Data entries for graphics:
---+---
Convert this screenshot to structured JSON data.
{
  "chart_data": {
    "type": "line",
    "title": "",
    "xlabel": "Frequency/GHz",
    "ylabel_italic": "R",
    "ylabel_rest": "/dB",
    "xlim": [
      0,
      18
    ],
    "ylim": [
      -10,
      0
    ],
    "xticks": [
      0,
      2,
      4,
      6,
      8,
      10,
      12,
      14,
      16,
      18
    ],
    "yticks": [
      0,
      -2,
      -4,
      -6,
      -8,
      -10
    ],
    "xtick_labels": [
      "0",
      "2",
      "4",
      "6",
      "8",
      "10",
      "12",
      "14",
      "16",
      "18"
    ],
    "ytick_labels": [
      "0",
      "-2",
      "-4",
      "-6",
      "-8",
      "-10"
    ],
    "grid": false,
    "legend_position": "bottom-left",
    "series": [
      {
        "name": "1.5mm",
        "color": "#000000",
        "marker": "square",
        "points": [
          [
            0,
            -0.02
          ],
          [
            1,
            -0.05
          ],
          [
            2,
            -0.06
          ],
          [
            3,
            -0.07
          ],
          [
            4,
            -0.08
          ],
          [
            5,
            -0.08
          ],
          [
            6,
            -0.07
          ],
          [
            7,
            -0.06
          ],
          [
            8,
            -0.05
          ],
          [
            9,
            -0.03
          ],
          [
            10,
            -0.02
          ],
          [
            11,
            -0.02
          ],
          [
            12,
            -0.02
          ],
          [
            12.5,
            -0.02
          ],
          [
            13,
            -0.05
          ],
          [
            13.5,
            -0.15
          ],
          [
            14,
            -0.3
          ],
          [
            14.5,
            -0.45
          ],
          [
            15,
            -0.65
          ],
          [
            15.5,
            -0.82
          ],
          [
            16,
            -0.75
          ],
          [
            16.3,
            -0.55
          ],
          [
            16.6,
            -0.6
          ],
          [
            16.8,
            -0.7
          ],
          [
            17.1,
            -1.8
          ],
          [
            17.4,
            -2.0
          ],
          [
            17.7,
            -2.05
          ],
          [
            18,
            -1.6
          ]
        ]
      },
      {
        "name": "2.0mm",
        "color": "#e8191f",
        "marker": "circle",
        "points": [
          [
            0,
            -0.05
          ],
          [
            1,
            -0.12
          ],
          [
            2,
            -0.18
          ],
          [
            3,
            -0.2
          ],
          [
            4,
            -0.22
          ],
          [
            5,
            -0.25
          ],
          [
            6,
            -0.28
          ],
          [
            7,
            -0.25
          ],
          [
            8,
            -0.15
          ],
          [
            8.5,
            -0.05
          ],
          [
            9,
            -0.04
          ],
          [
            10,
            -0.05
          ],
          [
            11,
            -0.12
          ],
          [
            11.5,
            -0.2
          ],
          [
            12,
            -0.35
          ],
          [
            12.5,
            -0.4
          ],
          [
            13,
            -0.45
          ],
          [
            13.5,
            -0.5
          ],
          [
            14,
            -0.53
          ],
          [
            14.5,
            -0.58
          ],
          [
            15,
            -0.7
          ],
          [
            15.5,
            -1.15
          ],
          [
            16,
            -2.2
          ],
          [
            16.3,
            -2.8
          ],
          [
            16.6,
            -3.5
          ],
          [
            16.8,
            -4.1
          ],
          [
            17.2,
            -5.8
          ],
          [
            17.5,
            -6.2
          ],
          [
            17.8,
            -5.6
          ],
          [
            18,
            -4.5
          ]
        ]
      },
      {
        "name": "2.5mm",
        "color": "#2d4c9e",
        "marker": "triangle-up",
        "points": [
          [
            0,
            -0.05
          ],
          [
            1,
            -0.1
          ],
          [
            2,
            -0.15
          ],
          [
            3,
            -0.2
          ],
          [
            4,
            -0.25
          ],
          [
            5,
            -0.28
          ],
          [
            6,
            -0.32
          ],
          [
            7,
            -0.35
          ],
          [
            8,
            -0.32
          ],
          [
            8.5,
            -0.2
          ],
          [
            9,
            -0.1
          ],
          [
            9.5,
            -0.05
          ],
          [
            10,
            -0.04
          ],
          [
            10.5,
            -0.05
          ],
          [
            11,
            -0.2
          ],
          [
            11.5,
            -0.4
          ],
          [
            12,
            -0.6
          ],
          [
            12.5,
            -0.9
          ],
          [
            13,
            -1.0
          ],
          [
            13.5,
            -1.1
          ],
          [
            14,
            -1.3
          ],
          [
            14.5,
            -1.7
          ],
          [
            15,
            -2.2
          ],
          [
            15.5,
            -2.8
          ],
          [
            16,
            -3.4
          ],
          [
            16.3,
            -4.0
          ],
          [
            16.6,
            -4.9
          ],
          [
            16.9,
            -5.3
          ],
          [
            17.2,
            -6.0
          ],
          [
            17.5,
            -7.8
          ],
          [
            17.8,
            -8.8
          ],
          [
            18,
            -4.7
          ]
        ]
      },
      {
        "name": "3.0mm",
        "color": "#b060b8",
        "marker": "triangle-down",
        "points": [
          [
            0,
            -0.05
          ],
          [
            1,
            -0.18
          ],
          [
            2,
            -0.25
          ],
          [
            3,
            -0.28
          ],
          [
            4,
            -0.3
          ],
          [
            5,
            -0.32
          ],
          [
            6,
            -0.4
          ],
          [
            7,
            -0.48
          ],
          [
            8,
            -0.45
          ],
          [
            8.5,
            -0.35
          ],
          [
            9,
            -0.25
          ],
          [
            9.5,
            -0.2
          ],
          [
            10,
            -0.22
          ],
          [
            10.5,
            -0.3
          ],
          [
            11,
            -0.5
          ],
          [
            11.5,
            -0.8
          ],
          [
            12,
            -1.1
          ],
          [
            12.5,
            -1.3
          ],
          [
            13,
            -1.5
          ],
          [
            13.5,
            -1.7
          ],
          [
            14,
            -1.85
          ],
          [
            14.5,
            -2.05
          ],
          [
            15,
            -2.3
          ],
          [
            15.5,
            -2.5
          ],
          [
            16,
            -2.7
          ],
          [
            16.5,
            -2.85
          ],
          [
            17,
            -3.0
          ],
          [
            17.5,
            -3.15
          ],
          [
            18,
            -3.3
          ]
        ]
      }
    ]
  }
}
---+---
Description of the task:
Which lines contain the word "name"? Return each of them.

Problem solution:
        "name": "1.5mm",
        "name": "2.0mm",
        "name": "2.5mm",
        "name": "3.0mm",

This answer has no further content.